**Stated exercise:** Write every line of the records below as a JSON list of strings, one string per line, skipping blank lines. Leave the pictures out of the answer.

Dataset excerpt
__________________________________________________

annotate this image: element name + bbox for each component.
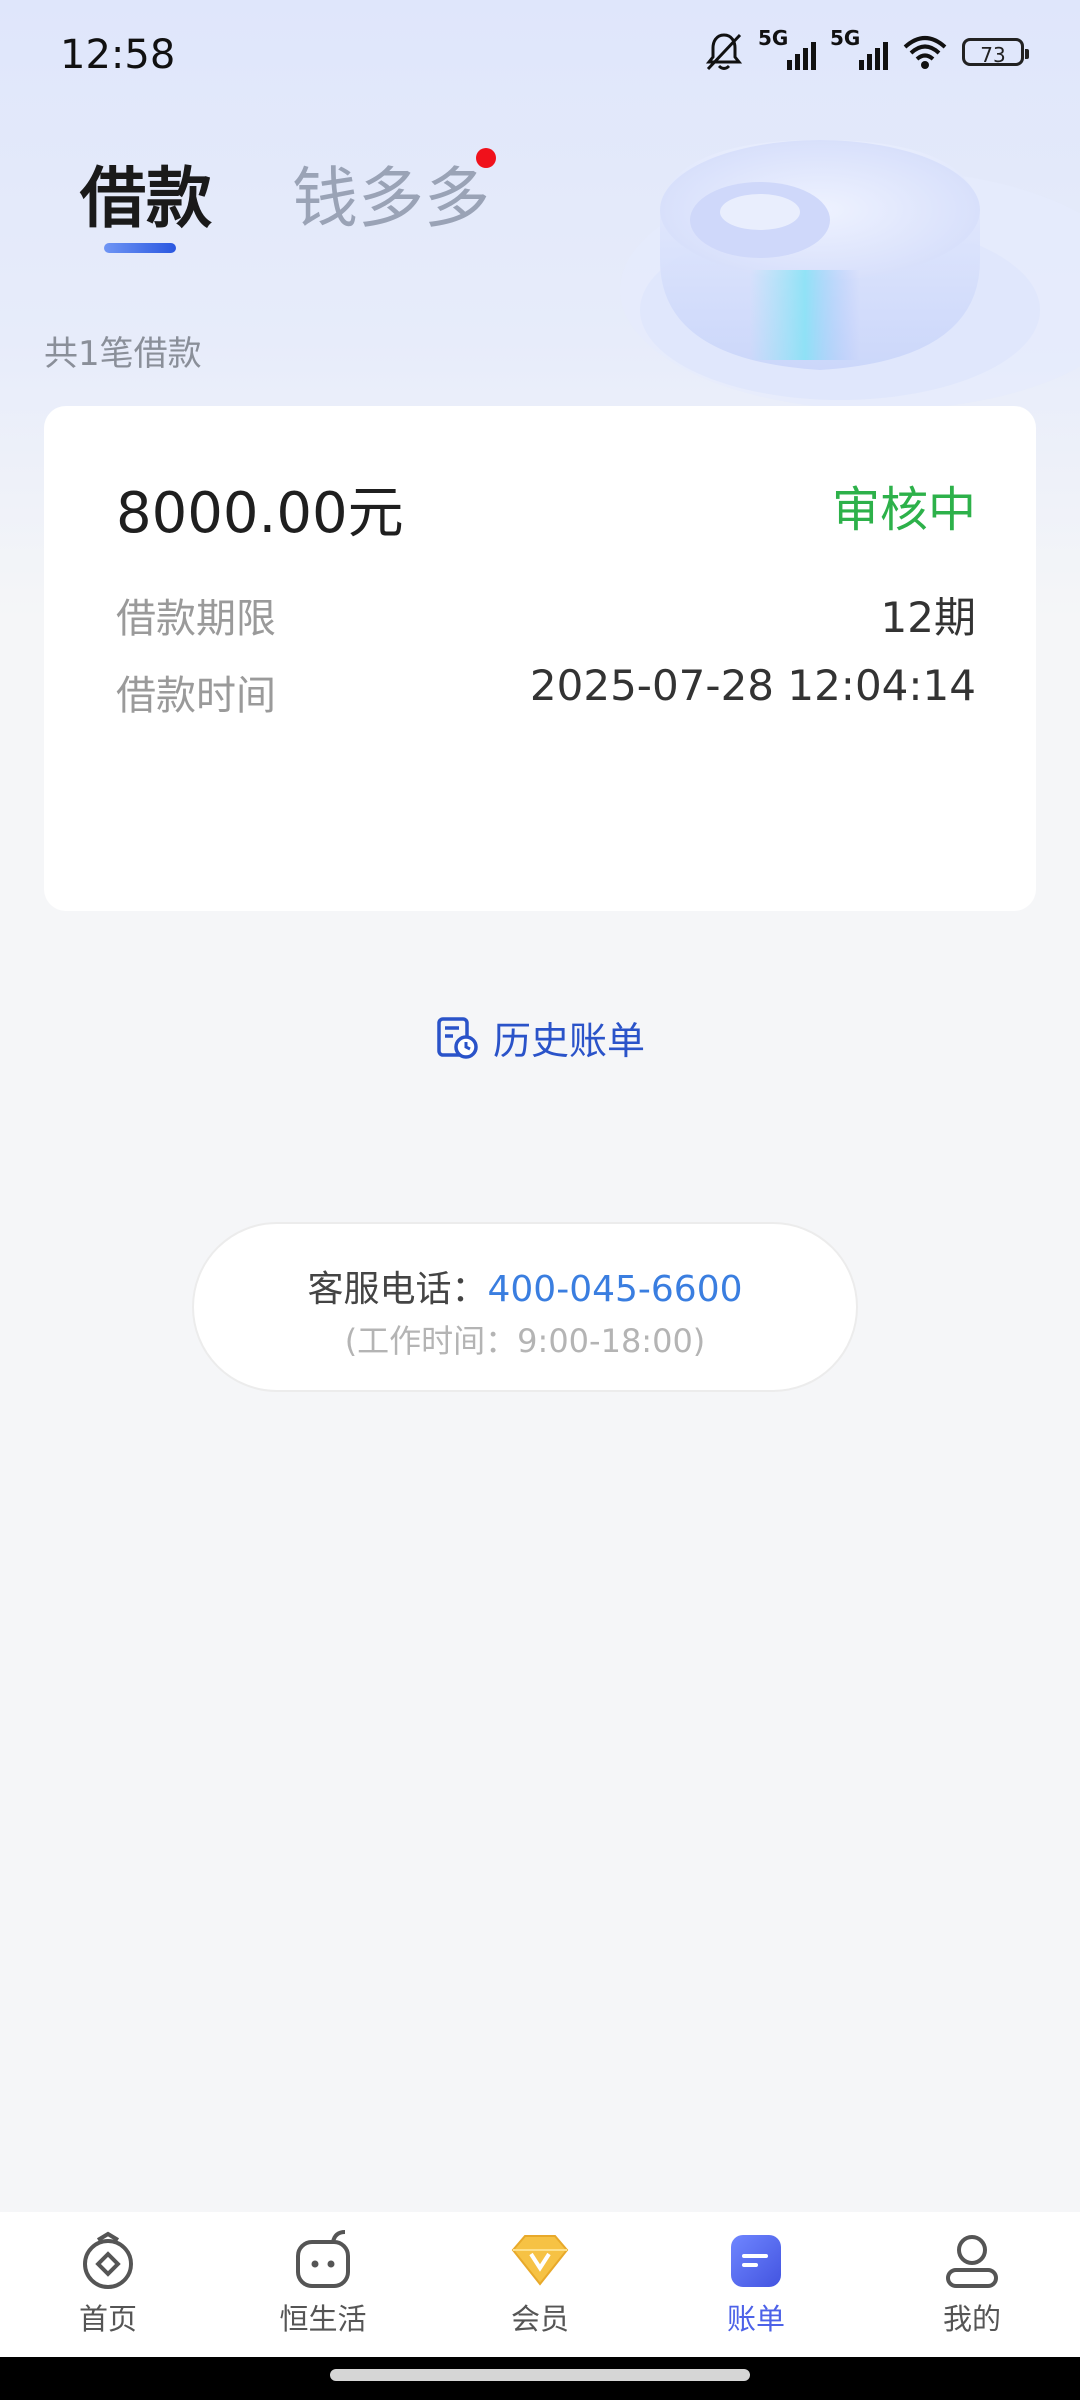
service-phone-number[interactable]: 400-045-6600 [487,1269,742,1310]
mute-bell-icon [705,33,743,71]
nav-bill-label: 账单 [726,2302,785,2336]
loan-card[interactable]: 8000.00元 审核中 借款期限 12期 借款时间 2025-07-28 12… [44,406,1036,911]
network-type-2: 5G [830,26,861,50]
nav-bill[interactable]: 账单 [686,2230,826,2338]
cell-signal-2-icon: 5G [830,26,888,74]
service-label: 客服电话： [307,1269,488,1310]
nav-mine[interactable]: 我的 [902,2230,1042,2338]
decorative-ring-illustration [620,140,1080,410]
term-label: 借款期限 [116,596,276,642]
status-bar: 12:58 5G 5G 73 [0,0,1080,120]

__________________________________________________

**Output of the exercise:**
[
  "annotate this image: element name + bbox for each component.",
  "service-phone-number[interactable]: 400-045-6600 [487,1269,742,1310]",
  "mute-bell-icon [705,33,743,71]",
  "nav-bill-label: 账单 [726,2302,785,2336]",
  "loan-card[interactable]: 8000.00元 审核中 借款期限 12期 借款时间 2025-07-28 12… [44,406,1036,911]",
  "network-type-2: 5G [830,26,861,50]",
  "nav-bill[interactable]: 账单 [686,2230,826,2338]",
  "cell-signal-2-icon: 5G [830,26,888,74]",
  "service-label: 客服电话： [307,1269,488,1310]",
  "nav-mine[interactable]: 我的 [902,2230,1042,2338]",
  "decorative-ring-illustration [620,140,1080,410]",
  "term-label: 借款期限 [116,596,276,642]",
  "status-bar: 12:58 5G 5G 73 [0,0,1080,120]"
]